#### TASK DESCRIPTION
Everything from the line containing "Extract all readable text from this page." through the last line of the records must be returned verbatim, and nothing outside that range.

Dataset excerpt:
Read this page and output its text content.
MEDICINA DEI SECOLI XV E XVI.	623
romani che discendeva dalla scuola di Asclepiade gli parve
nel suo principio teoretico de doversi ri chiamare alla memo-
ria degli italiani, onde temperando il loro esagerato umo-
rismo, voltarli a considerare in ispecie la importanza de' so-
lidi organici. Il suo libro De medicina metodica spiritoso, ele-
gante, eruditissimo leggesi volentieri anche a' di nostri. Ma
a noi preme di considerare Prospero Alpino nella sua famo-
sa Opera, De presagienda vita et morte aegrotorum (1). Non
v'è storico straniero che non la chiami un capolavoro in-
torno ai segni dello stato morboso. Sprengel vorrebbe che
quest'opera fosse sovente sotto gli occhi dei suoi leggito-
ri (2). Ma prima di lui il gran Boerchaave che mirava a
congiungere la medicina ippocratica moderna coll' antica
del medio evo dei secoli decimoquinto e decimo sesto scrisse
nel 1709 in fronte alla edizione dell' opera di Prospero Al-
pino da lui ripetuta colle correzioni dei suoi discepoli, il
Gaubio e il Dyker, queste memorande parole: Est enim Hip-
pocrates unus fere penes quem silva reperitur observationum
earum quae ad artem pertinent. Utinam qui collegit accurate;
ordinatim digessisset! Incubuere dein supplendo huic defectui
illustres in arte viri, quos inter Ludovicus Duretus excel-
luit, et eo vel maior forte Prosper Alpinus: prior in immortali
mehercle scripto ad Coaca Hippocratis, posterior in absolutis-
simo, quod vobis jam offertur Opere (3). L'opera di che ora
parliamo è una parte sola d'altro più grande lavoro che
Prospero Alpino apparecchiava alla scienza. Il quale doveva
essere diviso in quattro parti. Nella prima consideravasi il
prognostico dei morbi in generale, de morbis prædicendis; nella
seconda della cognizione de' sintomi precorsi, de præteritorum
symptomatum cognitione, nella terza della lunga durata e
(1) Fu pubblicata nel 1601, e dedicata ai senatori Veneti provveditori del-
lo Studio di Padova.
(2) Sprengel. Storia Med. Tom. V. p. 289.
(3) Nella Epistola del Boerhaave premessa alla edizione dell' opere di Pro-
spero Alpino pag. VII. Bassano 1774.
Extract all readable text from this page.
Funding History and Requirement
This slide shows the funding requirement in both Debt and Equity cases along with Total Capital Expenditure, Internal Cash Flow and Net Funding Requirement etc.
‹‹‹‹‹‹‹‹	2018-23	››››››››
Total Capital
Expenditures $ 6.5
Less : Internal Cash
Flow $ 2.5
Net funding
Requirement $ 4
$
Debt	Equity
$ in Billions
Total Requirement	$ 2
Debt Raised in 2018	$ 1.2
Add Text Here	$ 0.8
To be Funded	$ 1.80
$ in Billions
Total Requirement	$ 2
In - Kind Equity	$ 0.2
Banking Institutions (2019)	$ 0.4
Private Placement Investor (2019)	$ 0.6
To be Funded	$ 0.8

#### SOLUTION
Extract all readable text from this page.
Funding History and Requirement
This slide shows the funding requirement in both Debt and Equity cases along with Total Capital Expenditure, Internal Cash Flow and Net Funding Requirement etc.
‹‹‹‹‹‹‹‹	2018-23	››››››››
Total Capital
Expenditures $ 6.5
Less : Internal Cash
Flow $ 2.5
Net funding
Requirement $ 4
$
Debt	Equity
$ in Billions
Total Requirement	$ 2
Debt Raised in 2018	$ 1.2
Add Text Here	$ 0.8
To be Funded	$ 1.80
$ in Billions
Total Requirement	$ 2
In - Kind Equity	$ 0.2
Banking Institutions (2019)	$ 0.4
Private Placement Investor (2019)	$ 0.6
To be Funded	$ 0.8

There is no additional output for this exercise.